- What is asked:
Select the lines below containing the word "this".

- Provided entries:

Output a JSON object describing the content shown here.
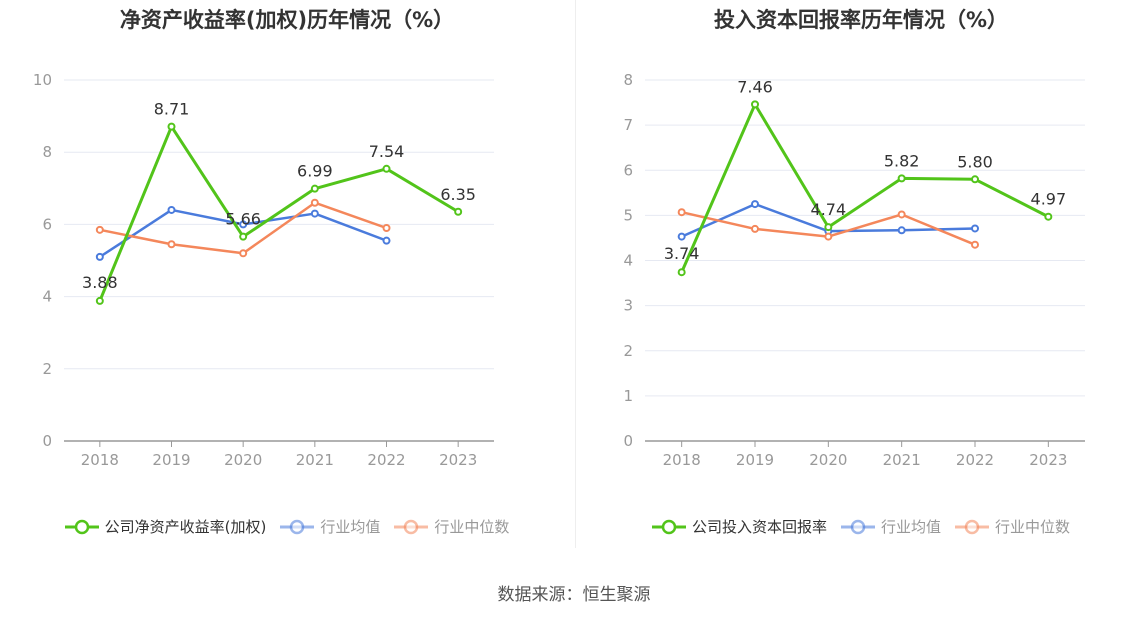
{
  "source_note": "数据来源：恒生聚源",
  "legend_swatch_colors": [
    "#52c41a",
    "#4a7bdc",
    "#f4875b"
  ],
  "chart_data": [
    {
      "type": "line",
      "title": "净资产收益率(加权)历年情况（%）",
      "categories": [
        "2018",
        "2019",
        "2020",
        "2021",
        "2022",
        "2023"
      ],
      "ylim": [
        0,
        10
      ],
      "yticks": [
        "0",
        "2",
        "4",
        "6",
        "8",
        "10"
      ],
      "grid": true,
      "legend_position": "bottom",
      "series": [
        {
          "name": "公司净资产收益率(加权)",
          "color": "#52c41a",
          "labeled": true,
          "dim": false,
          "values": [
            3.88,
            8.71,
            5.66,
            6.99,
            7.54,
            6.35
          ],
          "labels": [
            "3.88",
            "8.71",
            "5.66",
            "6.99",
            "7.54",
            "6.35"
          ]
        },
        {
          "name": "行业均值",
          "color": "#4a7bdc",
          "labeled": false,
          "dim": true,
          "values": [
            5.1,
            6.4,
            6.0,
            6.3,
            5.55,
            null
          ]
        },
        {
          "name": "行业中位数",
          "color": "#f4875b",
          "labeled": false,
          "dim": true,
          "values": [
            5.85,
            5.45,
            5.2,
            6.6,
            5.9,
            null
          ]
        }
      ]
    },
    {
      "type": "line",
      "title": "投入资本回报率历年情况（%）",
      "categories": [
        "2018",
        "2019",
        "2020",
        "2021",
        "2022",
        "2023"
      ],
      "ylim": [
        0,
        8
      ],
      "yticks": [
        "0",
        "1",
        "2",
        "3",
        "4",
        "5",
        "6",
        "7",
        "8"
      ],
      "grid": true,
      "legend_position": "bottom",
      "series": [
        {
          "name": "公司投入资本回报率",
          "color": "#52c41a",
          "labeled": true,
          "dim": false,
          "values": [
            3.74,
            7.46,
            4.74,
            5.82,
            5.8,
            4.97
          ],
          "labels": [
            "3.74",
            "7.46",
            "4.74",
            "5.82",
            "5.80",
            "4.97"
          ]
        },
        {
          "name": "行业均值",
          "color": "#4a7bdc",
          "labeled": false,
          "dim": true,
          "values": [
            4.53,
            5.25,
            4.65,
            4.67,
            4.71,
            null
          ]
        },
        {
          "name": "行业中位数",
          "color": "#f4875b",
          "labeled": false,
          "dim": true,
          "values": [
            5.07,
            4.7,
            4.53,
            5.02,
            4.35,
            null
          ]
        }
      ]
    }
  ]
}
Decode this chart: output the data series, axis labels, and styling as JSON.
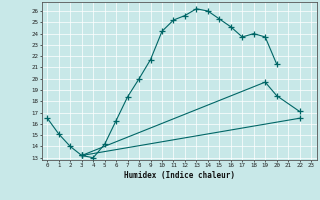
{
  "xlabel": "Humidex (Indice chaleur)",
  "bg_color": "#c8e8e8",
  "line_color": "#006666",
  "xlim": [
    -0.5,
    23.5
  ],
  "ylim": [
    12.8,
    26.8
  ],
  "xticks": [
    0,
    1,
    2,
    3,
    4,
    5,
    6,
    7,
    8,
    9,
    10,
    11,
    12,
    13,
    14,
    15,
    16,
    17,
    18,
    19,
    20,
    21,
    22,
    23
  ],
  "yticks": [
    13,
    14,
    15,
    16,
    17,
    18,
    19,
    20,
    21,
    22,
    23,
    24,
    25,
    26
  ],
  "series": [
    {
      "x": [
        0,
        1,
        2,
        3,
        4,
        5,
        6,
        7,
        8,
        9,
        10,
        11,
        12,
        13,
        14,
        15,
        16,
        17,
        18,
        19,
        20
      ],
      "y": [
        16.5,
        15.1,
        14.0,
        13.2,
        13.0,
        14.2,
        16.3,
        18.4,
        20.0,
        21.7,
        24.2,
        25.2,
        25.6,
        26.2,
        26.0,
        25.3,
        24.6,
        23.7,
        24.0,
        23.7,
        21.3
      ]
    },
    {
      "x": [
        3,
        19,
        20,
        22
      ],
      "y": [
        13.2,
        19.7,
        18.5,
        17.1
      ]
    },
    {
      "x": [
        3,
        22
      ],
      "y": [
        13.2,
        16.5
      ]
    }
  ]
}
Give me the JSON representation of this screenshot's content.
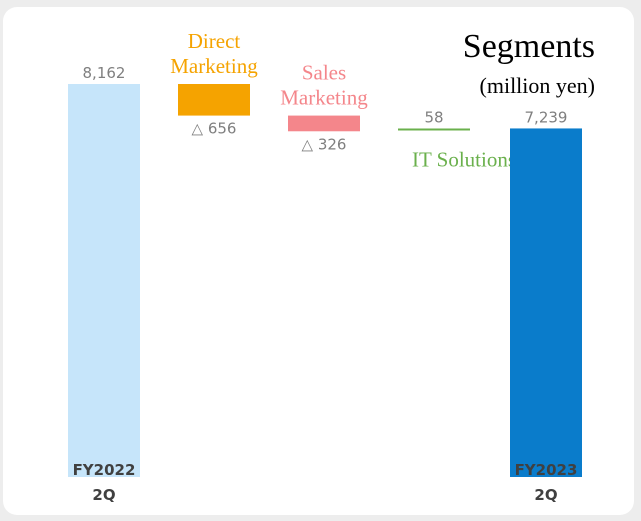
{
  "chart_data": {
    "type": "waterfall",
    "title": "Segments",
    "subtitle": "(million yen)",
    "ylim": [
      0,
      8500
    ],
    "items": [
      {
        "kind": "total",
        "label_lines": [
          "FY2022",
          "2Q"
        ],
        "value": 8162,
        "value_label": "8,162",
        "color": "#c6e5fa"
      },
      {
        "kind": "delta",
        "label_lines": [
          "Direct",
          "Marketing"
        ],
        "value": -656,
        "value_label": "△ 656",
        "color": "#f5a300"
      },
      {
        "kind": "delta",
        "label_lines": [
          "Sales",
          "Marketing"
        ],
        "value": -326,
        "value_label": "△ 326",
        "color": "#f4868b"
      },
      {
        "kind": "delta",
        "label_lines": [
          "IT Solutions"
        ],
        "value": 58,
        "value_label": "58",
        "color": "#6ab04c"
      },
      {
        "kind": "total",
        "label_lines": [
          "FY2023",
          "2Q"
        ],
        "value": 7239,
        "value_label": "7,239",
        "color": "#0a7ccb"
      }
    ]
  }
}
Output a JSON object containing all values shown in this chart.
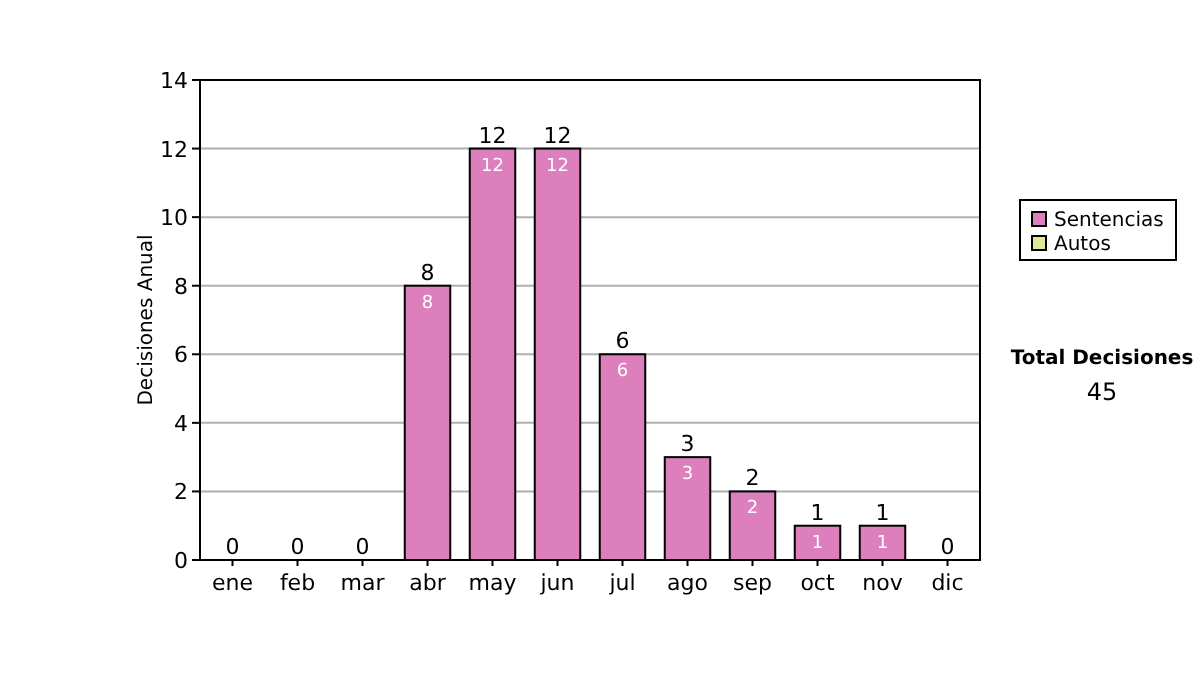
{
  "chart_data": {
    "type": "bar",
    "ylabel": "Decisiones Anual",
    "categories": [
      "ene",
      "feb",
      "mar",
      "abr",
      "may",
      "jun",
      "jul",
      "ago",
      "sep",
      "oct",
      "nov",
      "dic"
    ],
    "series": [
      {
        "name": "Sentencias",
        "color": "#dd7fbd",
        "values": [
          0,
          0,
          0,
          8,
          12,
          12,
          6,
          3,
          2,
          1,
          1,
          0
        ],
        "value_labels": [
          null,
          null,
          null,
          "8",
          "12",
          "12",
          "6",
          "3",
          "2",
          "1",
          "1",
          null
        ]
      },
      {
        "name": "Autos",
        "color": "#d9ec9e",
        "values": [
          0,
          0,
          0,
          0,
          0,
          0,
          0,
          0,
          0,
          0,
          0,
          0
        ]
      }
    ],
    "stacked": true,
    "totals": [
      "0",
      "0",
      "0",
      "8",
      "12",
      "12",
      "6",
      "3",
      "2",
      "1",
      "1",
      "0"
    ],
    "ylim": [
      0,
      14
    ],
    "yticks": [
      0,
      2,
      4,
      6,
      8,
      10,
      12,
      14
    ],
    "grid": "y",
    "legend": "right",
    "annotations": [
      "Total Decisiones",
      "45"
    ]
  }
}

...

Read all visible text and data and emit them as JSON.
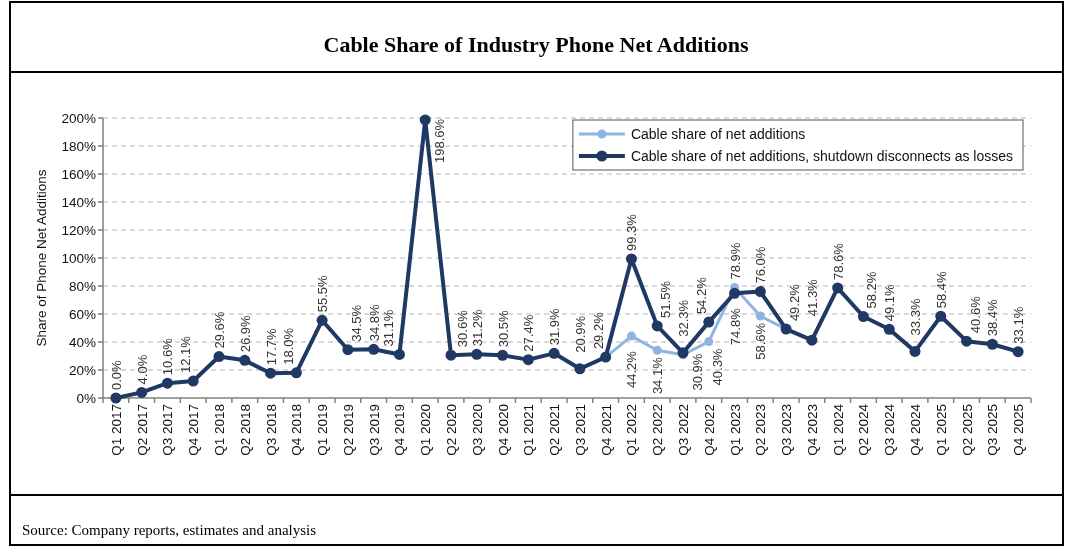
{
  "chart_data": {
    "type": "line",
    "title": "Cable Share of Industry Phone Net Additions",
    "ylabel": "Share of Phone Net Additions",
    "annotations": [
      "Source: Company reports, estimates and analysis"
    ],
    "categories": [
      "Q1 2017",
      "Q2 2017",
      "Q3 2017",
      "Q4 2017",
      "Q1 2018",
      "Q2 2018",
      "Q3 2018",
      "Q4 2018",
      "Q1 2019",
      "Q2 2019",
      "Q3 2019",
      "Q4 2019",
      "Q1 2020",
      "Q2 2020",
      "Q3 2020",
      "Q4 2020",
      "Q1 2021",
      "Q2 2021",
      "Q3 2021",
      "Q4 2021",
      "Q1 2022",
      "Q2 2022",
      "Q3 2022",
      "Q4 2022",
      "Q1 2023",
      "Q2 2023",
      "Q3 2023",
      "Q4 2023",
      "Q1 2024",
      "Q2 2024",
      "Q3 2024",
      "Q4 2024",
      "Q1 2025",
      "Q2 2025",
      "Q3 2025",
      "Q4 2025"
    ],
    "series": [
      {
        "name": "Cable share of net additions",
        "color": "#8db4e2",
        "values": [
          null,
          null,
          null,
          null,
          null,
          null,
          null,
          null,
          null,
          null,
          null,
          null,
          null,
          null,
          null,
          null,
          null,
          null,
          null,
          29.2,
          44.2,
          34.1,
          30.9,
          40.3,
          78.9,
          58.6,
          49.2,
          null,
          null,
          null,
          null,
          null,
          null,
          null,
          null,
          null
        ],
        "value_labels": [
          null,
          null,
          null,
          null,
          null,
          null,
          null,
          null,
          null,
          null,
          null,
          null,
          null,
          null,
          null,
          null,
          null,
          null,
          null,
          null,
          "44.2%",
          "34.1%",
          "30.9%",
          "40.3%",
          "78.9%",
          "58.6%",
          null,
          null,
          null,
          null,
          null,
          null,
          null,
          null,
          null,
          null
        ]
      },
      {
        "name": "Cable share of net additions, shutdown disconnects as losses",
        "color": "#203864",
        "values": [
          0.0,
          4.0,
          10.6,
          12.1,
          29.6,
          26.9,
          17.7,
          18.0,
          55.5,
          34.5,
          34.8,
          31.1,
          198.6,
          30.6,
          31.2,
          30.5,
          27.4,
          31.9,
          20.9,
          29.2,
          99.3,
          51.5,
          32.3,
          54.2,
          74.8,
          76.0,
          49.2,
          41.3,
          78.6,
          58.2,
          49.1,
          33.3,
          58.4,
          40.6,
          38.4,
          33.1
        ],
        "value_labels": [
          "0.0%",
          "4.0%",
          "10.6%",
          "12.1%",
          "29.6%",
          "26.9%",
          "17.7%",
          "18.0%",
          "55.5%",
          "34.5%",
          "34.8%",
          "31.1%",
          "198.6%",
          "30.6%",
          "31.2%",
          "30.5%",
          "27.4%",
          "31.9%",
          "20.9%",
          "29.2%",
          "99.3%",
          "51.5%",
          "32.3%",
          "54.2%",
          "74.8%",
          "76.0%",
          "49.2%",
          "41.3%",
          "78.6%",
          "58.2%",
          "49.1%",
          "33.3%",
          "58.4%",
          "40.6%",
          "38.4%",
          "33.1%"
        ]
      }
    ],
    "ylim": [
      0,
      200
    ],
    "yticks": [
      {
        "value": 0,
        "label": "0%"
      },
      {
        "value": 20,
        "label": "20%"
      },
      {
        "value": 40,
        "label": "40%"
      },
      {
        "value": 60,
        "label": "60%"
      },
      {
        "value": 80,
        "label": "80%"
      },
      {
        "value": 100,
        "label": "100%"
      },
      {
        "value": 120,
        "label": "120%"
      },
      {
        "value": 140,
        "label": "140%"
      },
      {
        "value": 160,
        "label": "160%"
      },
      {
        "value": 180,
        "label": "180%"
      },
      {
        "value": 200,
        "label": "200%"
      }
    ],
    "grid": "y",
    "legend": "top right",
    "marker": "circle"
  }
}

...

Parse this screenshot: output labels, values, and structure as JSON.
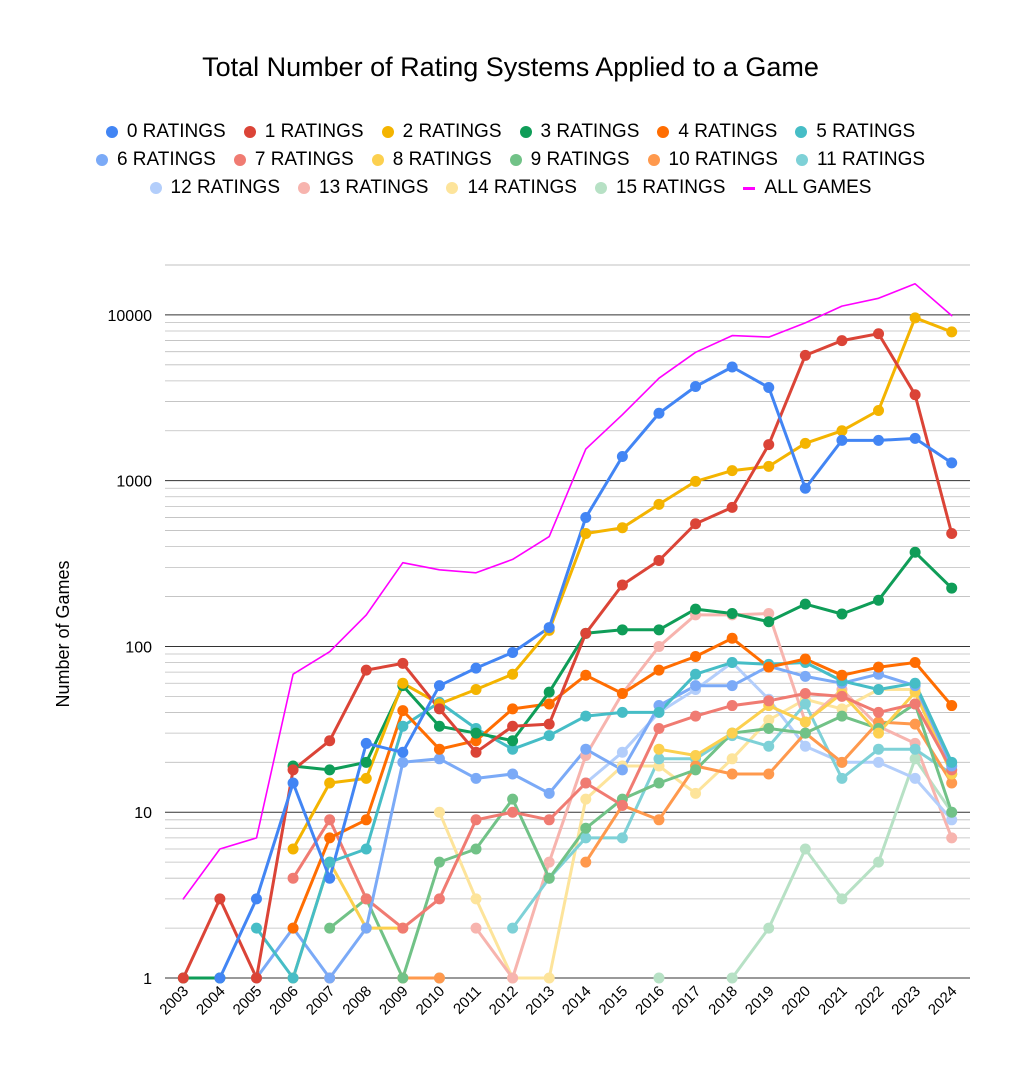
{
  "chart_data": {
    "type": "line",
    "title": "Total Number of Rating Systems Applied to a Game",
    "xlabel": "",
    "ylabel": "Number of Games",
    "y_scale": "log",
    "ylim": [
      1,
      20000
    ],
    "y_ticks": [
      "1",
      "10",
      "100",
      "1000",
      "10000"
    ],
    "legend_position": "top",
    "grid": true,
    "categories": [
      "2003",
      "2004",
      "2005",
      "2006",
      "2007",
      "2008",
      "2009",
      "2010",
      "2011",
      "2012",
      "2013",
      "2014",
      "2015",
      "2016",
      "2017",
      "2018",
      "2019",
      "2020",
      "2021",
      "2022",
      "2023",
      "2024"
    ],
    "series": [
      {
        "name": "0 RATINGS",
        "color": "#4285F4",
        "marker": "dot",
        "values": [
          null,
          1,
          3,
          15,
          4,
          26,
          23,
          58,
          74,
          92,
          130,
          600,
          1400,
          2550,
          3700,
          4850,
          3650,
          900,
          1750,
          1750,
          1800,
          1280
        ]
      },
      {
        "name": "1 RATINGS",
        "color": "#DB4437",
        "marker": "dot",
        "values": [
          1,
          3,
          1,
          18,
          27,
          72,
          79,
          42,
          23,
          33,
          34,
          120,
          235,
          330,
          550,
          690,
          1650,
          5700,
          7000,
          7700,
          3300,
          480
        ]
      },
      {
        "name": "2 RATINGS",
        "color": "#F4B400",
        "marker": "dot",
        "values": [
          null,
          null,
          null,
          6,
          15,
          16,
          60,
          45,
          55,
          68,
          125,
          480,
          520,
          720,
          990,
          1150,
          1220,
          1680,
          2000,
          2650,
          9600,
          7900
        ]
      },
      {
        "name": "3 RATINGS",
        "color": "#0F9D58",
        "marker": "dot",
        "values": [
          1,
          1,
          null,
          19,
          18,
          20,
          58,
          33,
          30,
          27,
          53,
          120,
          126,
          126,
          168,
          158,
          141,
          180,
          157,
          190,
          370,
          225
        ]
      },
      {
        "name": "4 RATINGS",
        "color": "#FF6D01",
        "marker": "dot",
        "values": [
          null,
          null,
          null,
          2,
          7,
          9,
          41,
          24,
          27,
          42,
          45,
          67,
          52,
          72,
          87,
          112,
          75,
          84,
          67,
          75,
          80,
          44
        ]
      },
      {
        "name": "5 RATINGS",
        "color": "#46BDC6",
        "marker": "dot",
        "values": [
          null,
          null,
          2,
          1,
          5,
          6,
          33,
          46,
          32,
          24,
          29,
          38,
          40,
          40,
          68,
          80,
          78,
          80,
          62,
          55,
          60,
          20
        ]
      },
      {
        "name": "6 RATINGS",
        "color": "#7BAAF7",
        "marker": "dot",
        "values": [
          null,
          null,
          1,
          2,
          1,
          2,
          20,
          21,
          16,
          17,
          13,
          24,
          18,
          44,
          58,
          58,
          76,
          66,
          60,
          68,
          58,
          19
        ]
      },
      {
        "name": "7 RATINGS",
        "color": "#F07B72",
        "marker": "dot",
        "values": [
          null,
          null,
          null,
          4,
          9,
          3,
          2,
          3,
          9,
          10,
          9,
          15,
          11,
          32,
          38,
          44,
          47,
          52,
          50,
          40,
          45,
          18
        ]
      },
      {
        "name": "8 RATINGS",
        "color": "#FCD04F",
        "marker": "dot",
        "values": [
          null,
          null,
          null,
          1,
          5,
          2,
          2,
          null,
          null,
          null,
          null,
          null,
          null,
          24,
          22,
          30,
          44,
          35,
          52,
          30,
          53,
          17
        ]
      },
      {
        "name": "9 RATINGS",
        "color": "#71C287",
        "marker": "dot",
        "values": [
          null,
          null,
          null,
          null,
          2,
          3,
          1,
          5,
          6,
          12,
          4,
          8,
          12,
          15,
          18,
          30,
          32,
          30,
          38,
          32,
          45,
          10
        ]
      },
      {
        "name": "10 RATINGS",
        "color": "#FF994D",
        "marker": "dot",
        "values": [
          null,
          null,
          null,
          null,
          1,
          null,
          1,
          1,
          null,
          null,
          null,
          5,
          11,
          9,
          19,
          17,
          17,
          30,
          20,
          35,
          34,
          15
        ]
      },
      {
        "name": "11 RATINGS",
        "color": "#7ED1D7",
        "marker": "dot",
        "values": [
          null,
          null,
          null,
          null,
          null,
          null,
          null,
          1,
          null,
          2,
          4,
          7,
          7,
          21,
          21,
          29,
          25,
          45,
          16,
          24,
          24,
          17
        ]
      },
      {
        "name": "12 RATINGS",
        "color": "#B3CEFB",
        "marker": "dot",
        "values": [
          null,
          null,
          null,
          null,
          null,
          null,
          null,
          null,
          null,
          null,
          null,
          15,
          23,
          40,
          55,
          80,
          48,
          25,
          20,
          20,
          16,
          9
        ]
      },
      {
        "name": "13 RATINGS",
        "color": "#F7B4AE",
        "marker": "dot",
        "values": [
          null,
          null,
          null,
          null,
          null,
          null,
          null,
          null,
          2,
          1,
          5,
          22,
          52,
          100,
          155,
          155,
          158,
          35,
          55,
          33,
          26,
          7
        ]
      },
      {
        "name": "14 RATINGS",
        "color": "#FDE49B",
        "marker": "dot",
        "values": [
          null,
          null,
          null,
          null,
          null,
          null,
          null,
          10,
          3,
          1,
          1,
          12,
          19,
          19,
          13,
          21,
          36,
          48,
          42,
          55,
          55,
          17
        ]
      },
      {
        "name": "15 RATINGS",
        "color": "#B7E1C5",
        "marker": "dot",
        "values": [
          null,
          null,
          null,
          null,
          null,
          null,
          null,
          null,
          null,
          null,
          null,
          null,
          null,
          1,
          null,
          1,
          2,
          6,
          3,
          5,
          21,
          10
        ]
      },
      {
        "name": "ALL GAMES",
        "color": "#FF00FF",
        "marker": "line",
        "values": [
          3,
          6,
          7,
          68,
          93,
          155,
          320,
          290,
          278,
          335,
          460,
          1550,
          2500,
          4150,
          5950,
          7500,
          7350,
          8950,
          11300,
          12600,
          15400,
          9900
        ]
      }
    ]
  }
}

- Full response:
Decode this chart: output the data series, axis labels, and styling as JSON.
Give me the JSON representation of this screenshot's content.
Output a JSON object containing all values shown in this chart.
Parse this screenshot: output labels, values, and structure as JSON.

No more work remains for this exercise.